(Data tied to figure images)
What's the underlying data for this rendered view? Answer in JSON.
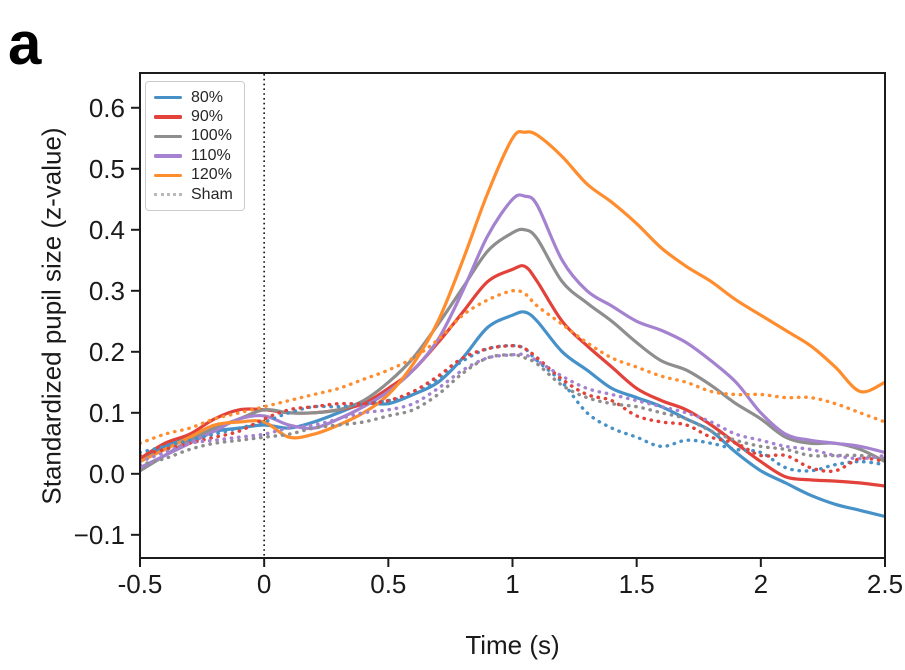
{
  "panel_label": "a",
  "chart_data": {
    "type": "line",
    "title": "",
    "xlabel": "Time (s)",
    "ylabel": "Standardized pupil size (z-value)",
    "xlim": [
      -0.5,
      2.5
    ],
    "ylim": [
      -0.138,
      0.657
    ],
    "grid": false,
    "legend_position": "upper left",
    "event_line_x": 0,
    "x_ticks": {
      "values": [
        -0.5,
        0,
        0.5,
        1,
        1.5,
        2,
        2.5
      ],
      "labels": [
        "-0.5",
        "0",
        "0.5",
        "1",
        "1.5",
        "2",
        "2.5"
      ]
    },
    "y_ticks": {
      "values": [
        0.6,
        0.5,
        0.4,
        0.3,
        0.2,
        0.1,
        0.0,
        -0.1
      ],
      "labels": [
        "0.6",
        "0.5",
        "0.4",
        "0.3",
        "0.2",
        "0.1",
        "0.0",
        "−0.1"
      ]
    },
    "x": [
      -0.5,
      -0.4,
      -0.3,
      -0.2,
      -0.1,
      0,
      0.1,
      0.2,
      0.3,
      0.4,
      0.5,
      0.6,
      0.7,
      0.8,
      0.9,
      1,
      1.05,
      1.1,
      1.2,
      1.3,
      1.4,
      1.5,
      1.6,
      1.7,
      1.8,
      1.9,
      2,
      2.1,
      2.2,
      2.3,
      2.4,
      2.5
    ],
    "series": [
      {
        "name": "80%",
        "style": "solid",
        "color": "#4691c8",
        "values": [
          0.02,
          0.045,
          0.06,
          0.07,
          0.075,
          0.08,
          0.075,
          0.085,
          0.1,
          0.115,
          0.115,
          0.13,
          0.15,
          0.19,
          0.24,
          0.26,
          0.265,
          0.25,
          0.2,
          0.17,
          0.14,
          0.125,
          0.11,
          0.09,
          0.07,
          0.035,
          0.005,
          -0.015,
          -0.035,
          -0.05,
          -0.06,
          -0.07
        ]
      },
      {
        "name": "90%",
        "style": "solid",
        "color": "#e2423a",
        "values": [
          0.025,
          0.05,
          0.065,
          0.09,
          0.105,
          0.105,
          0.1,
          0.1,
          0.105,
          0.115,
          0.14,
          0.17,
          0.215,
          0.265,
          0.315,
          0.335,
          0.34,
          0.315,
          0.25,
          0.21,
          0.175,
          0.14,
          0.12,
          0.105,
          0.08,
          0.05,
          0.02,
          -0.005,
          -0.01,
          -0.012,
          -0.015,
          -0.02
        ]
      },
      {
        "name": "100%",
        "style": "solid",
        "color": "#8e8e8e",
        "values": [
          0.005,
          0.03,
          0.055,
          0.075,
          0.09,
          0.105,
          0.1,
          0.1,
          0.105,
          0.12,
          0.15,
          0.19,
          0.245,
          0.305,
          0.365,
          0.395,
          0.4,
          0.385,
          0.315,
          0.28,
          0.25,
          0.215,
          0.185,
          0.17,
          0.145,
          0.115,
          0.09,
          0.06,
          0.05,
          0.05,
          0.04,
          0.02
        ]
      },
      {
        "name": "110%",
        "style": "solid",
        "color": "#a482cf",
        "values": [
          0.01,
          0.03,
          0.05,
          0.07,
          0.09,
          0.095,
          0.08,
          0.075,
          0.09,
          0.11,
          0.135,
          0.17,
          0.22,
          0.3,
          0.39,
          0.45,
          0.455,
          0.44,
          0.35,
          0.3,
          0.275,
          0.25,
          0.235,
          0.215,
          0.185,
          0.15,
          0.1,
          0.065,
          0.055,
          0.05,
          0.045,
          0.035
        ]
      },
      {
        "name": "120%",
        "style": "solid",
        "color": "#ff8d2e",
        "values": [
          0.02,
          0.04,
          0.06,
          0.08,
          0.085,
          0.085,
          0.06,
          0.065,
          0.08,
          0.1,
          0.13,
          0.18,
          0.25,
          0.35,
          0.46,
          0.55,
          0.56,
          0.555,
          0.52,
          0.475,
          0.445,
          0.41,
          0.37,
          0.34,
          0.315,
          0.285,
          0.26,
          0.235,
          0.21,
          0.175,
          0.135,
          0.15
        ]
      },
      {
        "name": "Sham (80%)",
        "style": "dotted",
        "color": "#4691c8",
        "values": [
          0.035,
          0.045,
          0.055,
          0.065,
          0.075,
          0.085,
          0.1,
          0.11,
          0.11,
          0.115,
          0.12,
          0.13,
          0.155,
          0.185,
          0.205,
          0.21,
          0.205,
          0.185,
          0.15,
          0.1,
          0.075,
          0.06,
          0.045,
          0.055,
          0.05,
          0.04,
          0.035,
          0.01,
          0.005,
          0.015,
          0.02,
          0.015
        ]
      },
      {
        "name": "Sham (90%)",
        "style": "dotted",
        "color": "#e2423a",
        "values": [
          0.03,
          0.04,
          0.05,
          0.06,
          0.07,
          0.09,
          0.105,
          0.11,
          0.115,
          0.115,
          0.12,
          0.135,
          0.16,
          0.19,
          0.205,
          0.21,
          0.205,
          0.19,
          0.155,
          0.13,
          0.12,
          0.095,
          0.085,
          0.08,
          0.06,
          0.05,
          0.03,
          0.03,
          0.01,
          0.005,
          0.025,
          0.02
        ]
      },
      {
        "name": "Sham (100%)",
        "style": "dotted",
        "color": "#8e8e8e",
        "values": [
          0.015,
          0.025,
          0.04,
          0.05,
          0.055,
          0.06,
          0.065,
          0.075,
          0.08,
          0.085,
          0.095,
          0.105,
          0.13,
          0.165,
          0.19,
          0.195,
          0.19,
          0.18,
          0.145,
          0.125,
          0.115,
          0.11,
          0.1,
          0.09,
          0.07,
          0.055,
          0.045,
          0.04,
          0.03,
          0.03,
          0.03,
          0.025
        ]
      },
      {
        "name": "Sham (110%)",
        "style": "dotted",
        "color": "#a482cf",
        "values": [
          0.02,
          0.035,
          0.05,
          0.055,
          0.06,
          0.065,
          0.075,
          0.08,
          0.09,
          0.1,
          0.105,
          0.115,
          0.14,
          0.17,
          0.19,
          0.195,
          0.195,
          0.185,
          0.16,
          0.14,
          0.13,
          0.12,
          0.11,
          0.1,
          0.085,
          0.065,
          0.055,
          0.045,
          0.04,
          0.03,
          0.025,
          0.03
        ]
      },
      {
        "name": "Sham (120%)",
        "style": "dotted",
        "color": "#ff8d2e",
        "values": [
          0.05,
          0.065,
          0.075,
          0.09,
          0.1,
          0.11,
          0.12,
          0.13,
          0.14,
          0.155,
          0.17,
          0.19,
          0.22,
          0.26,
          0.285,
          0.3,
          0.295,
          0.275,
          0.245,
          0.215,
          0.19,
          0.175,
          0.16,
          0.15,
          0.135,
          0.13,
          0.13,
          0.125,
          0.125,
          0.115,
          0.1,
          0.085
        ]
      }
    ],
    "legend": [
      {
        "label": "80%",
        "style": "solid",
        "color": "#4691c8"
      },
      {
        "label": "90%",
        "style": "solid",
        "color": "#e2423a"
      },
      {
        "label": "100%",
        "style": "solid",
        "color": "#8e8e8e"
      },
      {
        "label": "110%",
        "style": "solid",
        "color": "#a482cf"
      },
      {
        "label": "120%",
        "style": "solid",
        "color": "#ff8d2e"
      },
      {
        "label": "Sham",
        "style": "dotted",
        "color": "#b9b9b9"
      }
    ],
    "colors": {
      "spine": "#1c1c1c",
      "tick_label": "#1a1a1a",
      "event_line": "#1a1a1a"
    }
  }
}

__WORK INSTRUCTIONS__.
Print out the material word for word, omitting the pictures.

__SOLVED PROBLEM__.
What's the underlying data for this rendered view? Answer in JSON.
{
  "panel_label": "a",
  "chart_data": {
    "type": "line",
    "title": "",
    "xlabel": "Time (s)",
    "ylabel": "Standardized pupil size (z-value)",
    "xlim": [
      -0.5,
      2.5
    ],
    "ylim": [
      -0.138,
      0.657
    ],
    "grid": false,
    "legend_position": "upper left",
    "event_line_x": 0,
    "x_ticks": {
      "values": [
        -0.5,
        0,
        0.5,
        1,
        1.5,
        2,
        2.5
      ],
      "labels": [
        "-0.5",
        "0",
        "0.5",
        "1",
        "1.5",
        "2",
        "2.5"
      ]
    },
    "y_ticks": {
      "values": [
        0.6,
        0.5,
        0.4,
        0.3,
        0.2,
        0.1,
        0.0,
        -0.1
      ],
      "labels": [
        "0.6",
        "0.5",
        "0.4",
        "0.3",
        "0.2",
        "0.1",
        "0.0",
        "−0.1"
      ]
    },
    "x": [
      -0.5,
      -0.4,
      -0.3,
      -0.2,
      -0.1,
      0,
      0.1,
      0.2,
      0.3,
      0.4,
      0.5,
      0.6,
      0.7,
      0.8,
      0.9,
      1,
      1.05,
      1.1,
      1.2,
      1.3,
      1.4,
      1.5,
      1.6,
      1.7,
      1.8,
      1.9,
      2,
      2.1,
      2.2,
      2.3,
      2.4,
      2.5
    ],
    "series": [
      {
        "name": "80%",
        "style": "solid",
        "color": "#4691c8",
        "values": [
          0.02,
          0.045,
          0.06,
          0.07,
          0.075,
          0.08,
          0.075,
          0.085,
          0.1,
          0.115,
          0.115,
          0.13,
          0.15,
          0.19,
          0.24,
          0.26,
          0.265,
          0.25,
          0.2,
          0.17,
          0.14,
          0.125,
          0.11,
          0.09,
          0.07,
          0.035,
          0.005,
          -0.015,
          -0.035,
          -0.05,
          -0.06,
          -0.07
        ]
      },
      {
        "name": "90%",
        "style": "solid",
        "color": "#e2423a",
        "values": [
          0.025,
          0.05,
          0.065,
          0.09,
          0.105,
          0.105,
          0.1,
          0.1,
          0.105,
          0.115,
          0.14,
          0.17,
          0.215,
          0.265,
          0.315,
          0.335,
          0.34,
          0.315,
          0.25,
          0.21,
          0.175,
          0.14,
          0.12,
          0.105,
          0.08,
          0.05,
          0.02,
          -0.005,
          -0.01,
          -0.012,
          -0.015,
          -0.02
        ]
      },
      {
        "name": "100%",
        "style": "solid",
        "color": "#8e8e8e",
        "values": [
          0.005,
          0.03,
          0.055,
          0.075,
          0.09,
          0.105,
          0.1,
          0.1,
          0.105,
          0.12,
          0.15,
          0.19,
          0.245,
          0.305,
          0.365,
          0.395,
          0.4,
          0.385,
          0.315,
          0.28,
          0.25,
          0.215,
          0.185,
          0.17,
          0.145,
          0.115,
          0.09,
          0.06,
          0.05,
          0.05,
          0.04,
          0.02
        ]
      },
      {
        "name": "110%",
        "style": "solid",
        "color": "#a482cf",
        "values": [
          0.01,
          0.03,
          0.05,
          0.07,
          0.09,
          0.095,
          0.08,
          0.075,
          0.09,
          0.11,
          0.135,
          0.17,
          0.22,
          0.3,
          0.39,
          0.45,
          0.455,
          0.44,
          0.35,
          0.3,
          0.275,
          0.25,
          0.235,
          0.215,
          0.185,
          0.15,
          0.1,
          0.065,
          0.055,
          0.05,
          0.045,
          0.035
        ]
      },
      {
        "name": "120%",
        "style": "solid",
        "color": "#ff8d2e",
        "values": [
          0.02,
          0.04,
          0.06,
          0.08,
          0.085,
          0.085,
          0.06,
          0.065,
          0.08,
          0.1,
          0.13,
          0.18,
          0.25,
          0.35,
          0.46,
          0.55,
          0.56,
          0.555,
          0.52,
          0.475,
          0.445,
          0.41,
          0.37,
          0.34,
          0.315,
          0.285,
          0.26,
          0.235,
          0.21,
          0.175,
          0.135,
          0.15
        ]
      },
      {
        "name": "Sham (80%)",
        "style": "dotted",
        "color": "#4691c8",
        "values": [
          0.035,
          0.045,
          0.055,
          0.065,
          0.075,
          0.085,
          0.1,
          0.11,
          0.11,
          0.115,
          0.12,
          0.13,
          0.155,
          0.185,
          0.205,
          0.21,
          0.205,
          0.185,
          0.15,
          0.1,
          0.075,
          0.06,
          0.045,
          0.055,
          0.05,
          0.04,
          0.035,
          0.01,
          0.005,
          0.015,
          0.02,
          0.015
        ]
      },
      {
        "name": "Sham (90%)",
        "style": "dotted",
        "color": "#e2423a",
        "values": [
          0.03,
          0.04,
          0.05,
          0.06,
          0.07,
          0.09,
          0.105,
          0.11,
          0.115,
          0.115,
          0.12,
          0.135,
          0.16,
          0.19,
          0.205,
          0.21,
          0.205,
          0.19,
          0.155,
          0.13,
          0.12,
          0.095,
          0.085,
          0.08,
          0.06,
          0.05,
          0.03,
          0.03,
          0.01,
          0.005,
          0.025,
          0.02
        ]
      },
      {
        "name": "Sham (100%)",
        "style": "dotted",
        "color": "#8e8e8e",
        "values": [
          0.015,
          0.025,
          0.04,
          0.05,
          0.055,
          0.06,
          0.065,
          0.075,
          0.08,
          0.085,
          0.095,
          0.105,
          0.13,
          0.165,
          0.19,
          0.195,
          0.19,
          0.18,
          0.145,
          0.125,
          0.115,
          0.11,
          0.1,
          0.09,
          0.07,
          0.055,
          0.045,
          0.04,
          0.03,
          0.03,
          0.03,
          0.025
        ]
      },
      {
        "name": "Sham (110%)",
        "style": "dotted",
        "color": "#a482cf",
        "values": [
          0.02,
          0.035,
          0.05,
          0.055,
          0.06,
          0.065,
          0.075,
          0.08,
          0.09,
          0.1,
          0.105,
          0.115,
          0.14,
          0.17,
          0.19,
          0.195,
          0.195,
          0.185,
          0.16,
          0.14,
          0.13,
          0.12,
          0.11,
          0.1,
          0.085,
          0.065,
          0.055,
          0.045,
          0.04,
          0.03,
          0.025,
          0.03
        ]
      },
      {
        "name": "Sham (120%)",
        "style": "dotted",
        "color": "#ff8d2e",
        "values": [
          0.05,
          0.065,
          0.075,
          0.09,
          0.1,
          0.11,
          0.12,
          0.13,
          0.14,
          0.155,
          0.17,
          0.19,
          0.22,
          0.26,
          0.285,
          0.3,
          0.295,
          0.275,
          0.245,
          0.215,
          0.19,
          0.175,
          0.16,
          0.15,
          0.135,
          0.13,
          0.13,
          0.125,
          0.125,
          0.115,
          0.1,
          0.085
        ]
      }
    ],
    "legend": [
      {
        "label": "80%",
        "style": "solid",
        "color": "#4691c8"
      },
      {
        "label": "90%",
        "style": "solid",
        "color": "#e2423a"
      },
      {
        "label": "100%",
        "style": "solid",
        "color": "#8e8e8e"
      },
      {
        "label": "110%",
        "style": "solid",
        "color": "#a482cf"
      },
      {
        "label": "120%",
        "style": "solid",
        "color": "#ff8d2e"
      },
      {
        "label": "Sham",
        "style": "dotted",
        "color": "#b9b9b9"
      }
    ],
    "colors": {
      "spine": "#1c1c1c",
      "tick_label": "#1a1a1a",
      "event_line": "#1a1a1a"
    }
  }
}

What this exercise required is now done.